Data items
--- Start ---

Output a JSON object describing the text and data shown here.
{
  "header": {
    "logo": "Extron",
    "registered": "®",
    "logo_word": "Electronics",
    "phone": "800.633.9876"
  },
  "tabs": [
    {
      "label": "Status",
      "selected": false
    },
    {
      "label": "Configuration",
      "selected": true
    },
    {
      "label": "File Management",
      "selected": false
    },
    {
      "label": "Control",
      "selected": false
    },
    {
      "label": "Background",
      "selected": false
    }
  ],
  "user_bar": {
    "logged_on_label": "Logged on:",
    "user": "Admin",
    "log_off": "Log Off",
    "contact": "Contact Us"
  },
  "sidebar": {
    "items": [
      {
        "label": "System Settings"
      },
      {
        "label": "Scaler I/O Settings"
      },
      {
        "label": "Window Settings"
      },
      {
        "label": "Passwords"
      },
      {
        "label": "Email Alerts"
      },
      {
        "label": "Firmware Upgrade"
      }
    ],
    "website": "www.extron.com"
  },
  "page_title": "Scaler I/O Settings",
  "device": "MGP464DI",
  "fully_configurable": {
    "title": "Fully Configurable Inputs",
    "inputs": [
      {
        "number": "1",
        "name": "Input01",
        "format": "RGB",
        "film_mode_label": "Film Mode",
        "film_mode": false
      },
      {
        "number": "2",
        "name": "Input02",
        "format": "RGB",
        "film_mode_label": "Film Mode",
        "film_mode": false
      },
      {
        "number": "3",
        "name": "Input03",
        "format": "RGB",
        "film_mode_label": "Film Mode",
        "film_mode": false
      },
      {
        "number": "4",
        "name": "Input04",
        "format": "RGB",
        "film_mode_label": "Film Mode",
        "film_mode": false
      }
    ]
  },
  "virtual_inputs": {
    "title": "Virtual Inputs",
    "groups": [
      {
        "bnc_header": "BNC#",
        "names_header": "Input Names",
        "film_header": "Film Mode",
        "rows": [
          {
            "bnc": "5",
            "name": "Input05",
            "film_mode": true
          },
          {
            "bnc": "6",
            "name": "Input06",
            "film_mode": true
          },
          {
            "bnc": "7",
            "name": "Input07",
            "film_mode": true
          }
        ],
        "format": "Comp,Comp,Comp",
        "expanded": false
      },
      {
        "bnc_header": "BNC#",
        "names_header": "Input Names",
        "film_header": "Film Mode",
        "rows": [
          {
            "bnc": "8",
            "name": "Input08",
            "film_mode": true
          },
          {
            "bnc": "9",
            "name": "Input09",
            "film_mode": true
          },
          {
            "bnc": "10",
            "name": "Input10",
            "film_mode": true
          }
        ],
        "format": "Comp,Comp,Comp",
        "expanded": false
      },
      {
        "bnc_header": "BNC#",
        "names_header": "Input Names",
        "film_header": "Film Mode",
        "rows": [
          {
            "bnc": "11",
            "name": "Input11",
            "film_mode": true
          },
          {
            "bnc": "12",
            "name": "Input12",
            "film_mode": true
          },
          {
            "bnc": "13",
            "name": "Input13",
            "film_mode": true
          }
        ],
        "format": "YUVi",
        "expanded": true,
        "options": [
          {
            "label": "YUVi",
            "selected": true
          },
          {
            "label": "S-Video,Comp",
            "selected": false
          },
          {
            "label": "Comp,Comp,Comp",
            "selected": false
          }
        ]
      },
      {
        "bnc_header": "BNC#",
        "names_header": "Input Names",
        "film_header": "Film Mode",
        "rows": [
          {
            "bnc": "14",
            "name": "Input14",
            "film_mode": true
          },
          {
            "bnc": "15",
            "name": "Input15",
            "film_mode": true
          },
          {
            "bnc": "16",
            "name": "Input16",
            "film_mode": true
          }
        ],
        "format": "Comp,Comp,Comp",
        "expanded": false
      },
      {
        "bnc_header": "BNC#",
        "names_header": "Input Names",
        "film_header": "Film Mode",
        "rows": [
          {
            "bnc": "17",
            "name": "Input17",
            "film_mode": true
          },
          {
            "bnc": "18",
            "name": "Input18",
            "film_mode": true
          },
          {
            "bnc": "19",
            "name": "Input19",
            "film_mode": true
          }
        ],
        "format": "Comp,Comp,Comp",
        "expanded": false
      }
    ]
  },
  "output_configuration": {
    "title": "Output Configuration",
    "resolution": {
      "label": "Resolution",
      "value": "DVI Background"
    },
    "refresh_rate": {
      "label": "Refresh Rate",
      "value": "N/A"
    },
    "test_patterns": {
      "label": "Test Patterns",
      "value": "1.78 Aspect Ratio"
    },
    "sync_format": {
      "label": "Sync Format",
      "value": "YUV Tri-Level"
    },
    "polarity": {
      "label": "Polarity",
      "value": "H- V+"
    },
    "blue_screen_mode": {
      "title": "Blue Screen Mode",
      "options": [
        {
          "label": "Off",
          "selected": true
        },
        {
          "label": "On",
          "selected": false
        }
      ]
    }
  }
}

--- End ---

** WRITTEN INSTRUCTION **
Quote every line of the data, word for word.

** TASK OUTPUT **
Output a JSON object describing the text and data shown here.
{
  "header": {
    "logo": "Extron",
    "registered": "®",
    "logo_word": "Electronics",
    "phone": "800.633.9876"
  },
  "tabs": [
    {
      "label": "Status",
      "selected": false
    },
    {
      "label": "Configuration",
      "selected": true
    },
    {
      "label": "File Management",
      "selected": false
    },
    {
      "label": "Control",
      "selected": false
    },
    {
      "label": "Background",
      "selected": false
    }
  ],
  "user_bar": {
    "logged_on_label": "Logged on:",
    "user": "Admin",
    "log_off": "Log Off",
    "contact": "Contact Us"
  },
  "sidebar": {
    "items": [
      {
        "label": "System Settings"
      },
      {
        "label": "Scaler I/O Settings"
      },
      {
        "label": "Window Settings"
      },
      {
        "label": "Passwords"
      },
      {
        "label": "Email Alerts"
      },
      {
        "label": "Firmware Upgrade"
      }
    ],
    "website": "www.extron.com"
  },
  "page_title": "Scaler I/O Settings",
  "device": "MGP464DI",
  "fully_configurable": {
    "title": "Fully Configurable Inputs",
    "inputs": [
      {
        "number": "1",
        "name": "Input01",
        "format": "RGB",
        "film_mode_label": "Film Mode",
        "film_mode": false
      },
      {
        "number": "2",
        "name": "Input02",
        "format": "RGB",
        "film_mode_label": "Film Mode",
        "film_mode": false
      },
      {
        "number": "3",
        "name": "Input03",
        "format": "RGB",
        "film_mode_label": "Film Mode",
        "film_mode": false
      },
      {
        "number": "4",
        "name": "Input04",
        "format": "RGB",
        "film_mode_label": "Film Mode",
        "film_mode": false
      }
    ]
  },
  "virtual_inputs": {
    "title": "Virtual Inputs",
    "groups": [
      {
        "bnc_header": "BNC#",
        "names_header": "Input Names",
        "film_header": "Film Mode",
        "rows": [
          {
            "bnc": "5",
            "name": "Input05",
            "film_mode": true
          },
          {
            "bnc": "6",
            "name": "Input06",
            "film_mode": true
          },
          {
            "bnc": "7",
            "name": "Input07",
            "film_mode": true
          }
        ],
        "format": "Comp,Comp,Comp",
        "expanded": false
      },
      {
        "bnc_header": "BNC#",
        "names_header": "Input Names",
        "film_header": "Film Mode",
        "rows": [
          {
            "bnc": "8",
            "name": "Input08",
            "film_mode": true
          },
          {
            "bnc": "9",
            "name": "Input09",
            "film_mode": true
          },
          {
            "bnc": "10",
            "name": "Input10",
            "film_mode": true
          }
        ],
        "format": "Comp,Comp,Comp",
        "expanded": false
      },
      {
        "bnc_header": "BNC#",
        "names_header": "Input Names",
        "film_header": "Film Mode",
        "rows": [
          {
            "bnc": "11",
            "name": "Input11",
            "film_mode": true
          },
          {
            "bnc": "12",
            "name": "Input12",
            "film_mode": true
          },
          {
            "bnc": "13",
            "name": "Input13",
            "film_mode": true
          }
        ],
        "format": "YUVi",
        "expanded": true,
        "options": [
          {
            "label": "YUVi",
            "selected": true
          },
          {
            "label": "S-Video,Comp",
            "selected": false
          },
          {
            "label": "Comp,Comp,Comp",
            "selected": false
          }
        ]
      },
      {
        "bnc_header": "BNC#",
        "names_header": "Input Names",
        "film_header": "Film Mode",
        "rows": [
          {
            "bnc": "14",
            "name": "Input14",
            "film_mode": true
          },
          {
            "bnc": "15",
            "name": "Input15",
            "film_mode": true
          },
          {
            "bnc": "16",
            "name": "Input16",
            "film_mode": true
          }
        ],
        "format": "Comp,Comp,Comp",
        "expanded": false
      },
      {
        "bnc_header": "BNC#",
        "names_header": "Input Names",
        "film_header": "Film Mode",
        "rows": [
          {
            "bnc": "17",
            "name": "Input17",
            "film_mode": true
          },
          {
            "bnc": "18",
            "name": "Input18",
            "film_mode": true
          },
          {
            "bnc": "19",
            "name": "Input19",
            "film_mode": true
          }
        ],
        "format": "Comp,Comp,Comp",
        "expanded": false
      }
    ]
  },
  "output_configuration": {
    "title": "Output Configuration",
    "resolution": {
      "label": "Resolution",
      "value": "DVI Background"
    },
    "refresh_rate": {
      "label": "Refresh Rate",
      "value": "N/A"
    },
    "test_patterns": {
      "label": "Test Patterns",
      "value": "1.78 Aspect Ratio"
    },
    "sync_format": {
      "label": "Sync Format",
      "value": "YUV Tri-Level"
    },
    "polarity": {
      "label": "Polarity",
      "value": "H- V+"
    },
    "blue_screen_mode": {
      "title": "Blue Screen Mode",
      "options": [
        {
          "label": "Off",
          "selected": true
        },
        {
          "label": "On",
          "selected": false
        }
      ]
    }
  }
}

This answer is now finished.